**Records supplied:**
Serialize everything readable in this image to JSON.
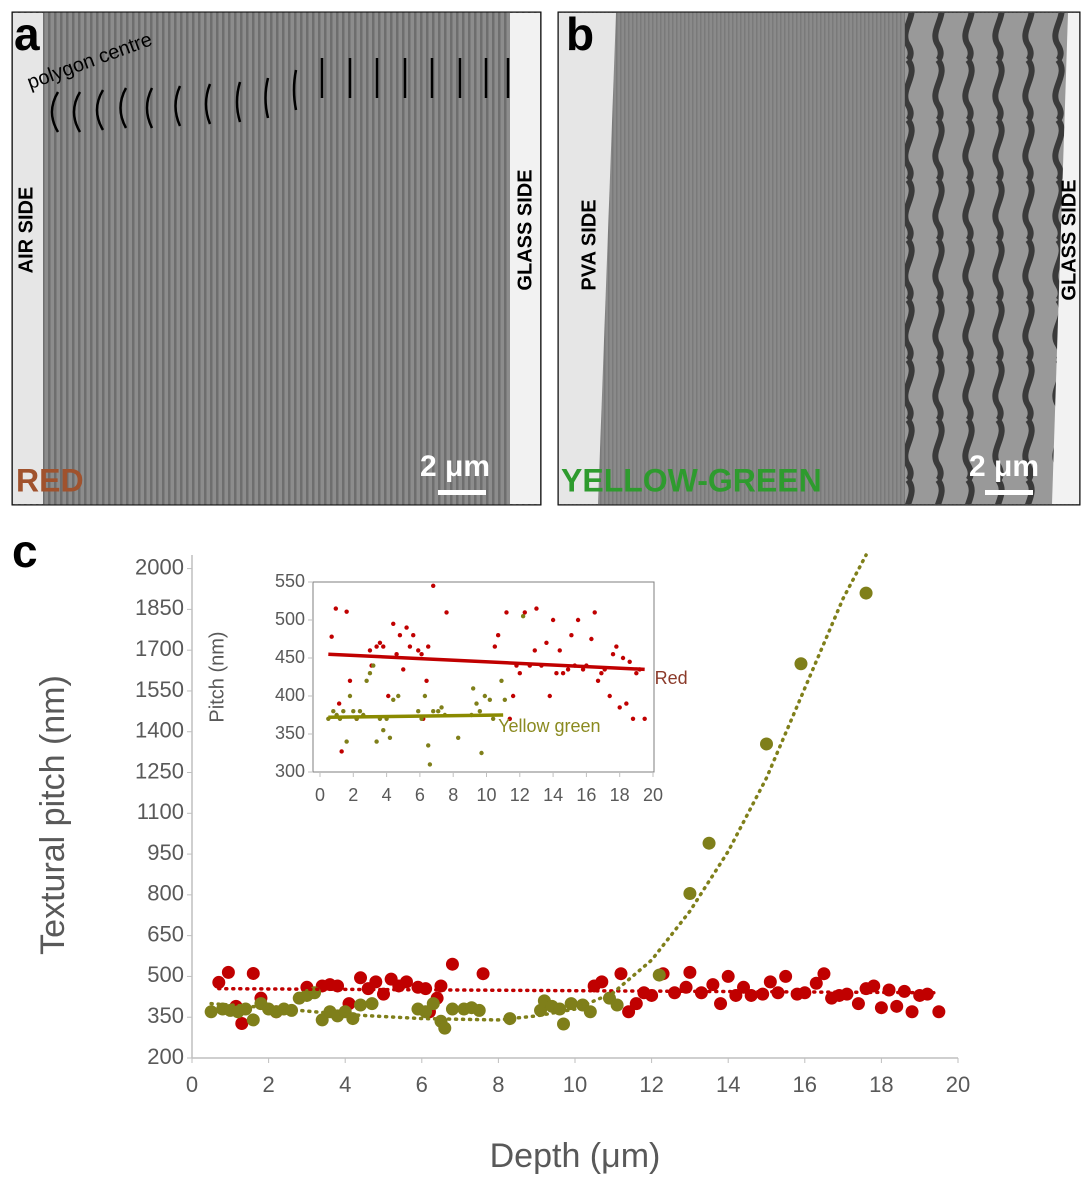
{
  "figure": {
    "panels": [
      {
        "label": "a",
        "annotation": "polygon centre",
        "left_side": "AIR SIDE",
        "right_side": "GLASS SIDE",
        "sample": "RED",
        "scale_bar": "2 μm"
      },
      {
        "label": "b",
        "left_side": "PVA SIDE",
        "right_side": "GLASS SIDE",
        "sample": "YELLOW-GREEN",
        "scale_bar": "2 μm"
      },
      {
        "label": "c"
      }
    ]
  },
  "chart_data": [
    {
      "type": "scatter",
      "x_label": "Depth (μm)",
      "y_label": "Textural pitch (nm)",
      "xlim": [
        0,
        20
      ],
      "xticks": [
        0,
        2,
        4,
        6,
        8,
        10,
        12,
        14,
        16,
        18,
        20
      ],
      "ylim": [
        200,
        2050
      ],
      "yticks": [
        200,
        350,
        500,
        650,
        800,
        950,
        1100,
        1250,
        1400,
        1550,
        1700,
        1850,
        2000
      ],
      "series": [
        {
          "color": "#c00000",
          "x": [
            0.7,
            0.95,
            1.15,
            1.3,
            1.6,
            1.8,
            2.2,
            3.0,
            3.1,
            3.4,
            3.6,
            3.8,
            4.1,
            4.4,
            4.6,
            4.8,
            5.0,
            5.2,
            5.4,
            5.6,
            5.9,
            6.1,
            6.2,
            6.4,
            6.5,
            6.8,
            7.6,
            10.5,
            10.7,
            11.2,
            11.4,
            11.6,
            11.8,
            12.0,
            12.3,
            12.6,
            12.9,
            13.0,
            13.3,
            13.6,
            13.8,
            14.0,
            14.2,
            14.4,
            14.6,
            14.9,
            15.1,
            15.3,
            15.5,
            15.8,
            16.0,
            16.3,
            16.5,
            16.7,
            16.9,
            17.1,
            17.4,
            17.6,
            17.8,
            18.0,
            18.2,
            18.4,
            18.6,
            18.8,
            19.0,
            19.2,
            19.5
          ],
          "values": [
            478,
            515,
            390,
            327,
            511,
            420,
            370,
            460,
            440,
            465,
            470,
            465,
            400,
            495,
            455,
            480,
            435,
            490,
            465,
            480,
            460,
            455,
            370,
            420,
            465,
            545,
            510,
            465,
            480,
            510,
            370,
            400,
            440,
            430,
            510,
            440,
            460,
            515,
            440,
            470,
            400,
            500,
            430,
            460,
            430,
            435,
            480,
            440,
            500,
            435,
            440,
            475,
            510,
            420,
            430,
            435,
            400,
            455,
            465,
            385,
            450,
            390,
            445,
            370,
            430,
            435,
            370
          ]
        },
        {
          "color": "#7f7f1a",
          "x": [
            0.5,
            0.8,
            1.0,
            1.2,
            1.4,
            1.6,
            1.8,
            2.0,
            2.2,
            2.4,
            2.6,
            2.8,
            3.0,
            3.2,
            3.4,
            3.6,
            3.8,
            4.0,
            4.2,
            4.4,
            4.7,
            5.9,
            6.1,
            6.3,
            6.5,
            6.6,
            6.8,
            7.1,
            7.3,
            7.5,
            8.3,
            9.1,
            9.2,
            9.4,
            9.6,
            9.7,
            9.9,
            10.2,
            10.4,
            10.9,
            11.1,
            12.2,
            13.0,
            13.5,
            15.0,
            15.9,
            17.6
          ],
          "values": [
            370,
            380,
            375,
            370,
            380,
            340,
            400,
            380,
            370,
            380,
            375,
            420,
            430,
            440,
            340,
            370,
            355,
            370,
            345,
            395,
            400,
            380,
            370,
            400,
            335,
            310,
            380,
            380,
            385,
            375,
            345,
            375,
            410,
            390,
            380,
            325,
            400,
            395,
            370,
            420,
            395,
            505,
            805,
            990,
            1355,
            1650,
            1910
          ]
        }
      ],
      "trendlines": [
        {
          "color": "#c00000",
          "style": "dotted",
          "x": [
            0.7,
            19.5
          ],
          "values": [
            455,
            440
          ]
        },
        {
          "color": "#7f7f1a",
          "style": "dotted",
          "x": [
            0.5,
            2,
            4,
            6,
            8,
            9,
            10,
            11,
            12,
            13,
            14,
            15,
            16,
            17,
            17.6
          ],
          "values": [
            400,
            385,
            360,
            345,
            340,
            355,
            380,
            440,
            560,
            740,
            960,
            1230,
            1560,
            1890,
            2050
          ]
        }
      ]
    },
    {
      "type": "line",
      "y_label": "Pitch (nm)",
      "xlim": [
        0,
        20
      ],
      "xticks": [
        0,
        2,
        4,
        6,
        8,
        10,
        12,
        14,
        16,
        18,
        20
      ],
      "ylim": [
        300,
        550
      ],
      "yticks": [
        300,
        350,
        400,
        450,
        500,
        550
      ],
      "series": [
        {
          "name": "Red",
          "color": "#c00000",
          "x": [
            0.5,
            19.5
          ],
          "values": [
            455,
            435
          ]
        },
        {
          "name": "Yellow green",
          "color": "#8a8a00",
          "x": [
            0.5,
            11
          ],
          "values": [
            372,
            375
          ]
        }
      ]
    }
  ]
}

**To do:**
Determine how many lines in the data above contain the string "SIDE". Give nothing except the number.

**Written reply:**
4